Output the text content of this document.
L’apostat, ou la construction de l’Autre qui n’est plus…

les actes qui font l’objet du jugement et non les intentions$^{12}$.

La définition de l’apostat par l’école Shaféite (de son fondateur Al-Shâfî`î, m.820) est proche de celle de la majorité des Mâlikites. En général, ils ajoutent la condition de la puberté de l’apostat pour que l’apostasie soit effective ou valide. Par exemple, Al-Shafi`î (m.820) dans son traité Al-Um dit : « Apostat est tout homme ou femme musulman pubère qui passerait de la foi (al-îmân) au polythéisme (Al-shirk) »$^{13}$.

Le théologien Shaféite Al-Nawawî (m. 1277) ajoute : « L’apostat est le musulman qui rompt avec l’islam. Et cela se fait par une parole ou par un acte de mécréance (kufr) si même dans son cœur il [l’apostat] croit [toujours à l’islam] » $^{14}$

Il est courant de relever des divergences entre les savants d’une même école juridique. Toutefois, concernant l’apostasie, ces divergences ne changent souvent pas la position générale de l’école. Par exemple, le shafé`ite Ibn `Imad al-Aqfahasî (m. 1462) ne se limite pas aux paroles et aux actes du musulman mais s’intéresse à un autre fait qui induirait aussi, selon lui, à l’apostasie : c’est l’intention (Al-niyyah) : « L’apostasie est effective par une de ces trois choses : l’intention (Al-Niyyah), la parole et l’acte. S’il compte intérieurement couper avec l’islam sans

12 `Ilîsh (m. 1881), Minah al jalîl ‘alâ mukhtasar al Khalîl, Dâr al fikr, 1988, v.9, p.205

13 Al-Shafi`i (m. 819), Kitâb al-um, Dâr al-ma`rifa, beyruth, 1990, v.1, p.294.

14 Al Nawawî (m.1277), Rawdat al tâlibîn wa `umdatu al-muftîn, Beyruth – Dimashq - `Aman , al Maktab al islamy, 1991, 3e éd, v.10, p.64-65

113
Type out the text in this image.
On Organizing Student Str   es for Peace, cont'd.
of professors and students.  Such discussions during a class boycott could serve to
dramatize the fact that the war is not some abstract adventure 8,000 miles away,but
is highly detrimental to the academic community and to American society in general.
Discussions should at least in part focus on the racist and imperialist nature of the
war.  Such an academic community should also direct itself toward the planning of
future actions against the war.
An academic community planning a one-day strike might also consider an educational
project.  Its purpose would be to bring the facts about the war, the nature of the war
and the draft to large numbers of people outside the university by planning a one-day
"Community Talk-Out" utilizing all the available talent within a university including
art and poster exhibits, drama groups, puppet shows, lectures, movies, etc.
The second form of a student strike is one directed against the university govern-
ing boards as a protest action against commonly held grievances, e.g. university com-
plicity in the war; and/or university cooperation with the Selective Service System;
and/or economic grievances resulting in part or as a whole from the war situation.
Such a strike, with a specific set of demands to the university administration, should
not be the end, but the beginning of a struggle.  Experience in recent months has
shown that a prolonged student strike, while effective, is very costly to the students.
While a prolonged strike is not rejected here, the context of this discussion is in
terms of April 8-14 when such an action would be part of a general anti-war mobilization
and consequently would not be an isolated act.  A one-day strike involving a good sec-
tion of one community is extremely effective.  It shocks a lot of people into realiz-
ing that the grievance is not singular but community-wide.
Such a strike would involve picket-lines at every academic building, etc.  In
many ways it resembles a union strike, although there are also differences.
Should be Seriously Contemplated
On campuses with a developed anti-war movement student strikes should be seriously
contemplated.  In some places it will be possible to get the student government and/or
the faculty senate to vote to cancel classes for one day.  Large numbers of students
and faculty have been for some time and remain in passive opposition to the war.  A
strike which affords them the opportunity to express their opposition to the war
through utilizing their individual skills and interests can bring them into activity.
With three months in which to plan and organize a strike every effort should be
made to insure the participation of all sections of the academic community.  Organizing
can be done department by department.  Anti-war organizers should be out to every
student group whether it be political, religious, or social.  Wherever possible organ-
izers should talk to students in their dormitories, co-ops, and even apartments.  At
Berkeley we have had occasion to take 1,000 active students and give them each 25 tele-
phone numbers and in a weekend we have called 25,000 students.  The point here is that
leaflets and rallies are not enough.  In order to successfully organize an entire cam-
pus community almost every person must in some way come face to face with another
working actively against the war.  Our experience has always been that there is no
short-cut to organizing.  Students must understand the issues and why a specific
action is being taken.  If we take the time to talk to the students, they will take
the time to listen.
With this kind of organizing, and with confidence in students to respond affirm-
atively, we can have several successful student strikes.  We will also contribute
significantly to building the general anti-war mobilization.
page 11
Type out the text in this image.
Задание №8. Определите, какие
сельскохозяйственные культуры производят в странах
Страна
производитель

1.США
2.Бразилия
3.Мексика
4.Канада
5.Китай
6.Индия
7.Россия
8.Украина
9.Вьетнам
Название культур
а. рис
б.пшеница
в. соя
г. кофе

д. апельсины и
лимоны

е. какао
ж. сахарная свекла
--------------------------------------------------
— Problem description —
Check each line of the data above for the word "university" and say how many lines have it. Give the number alone.

— Task output —
6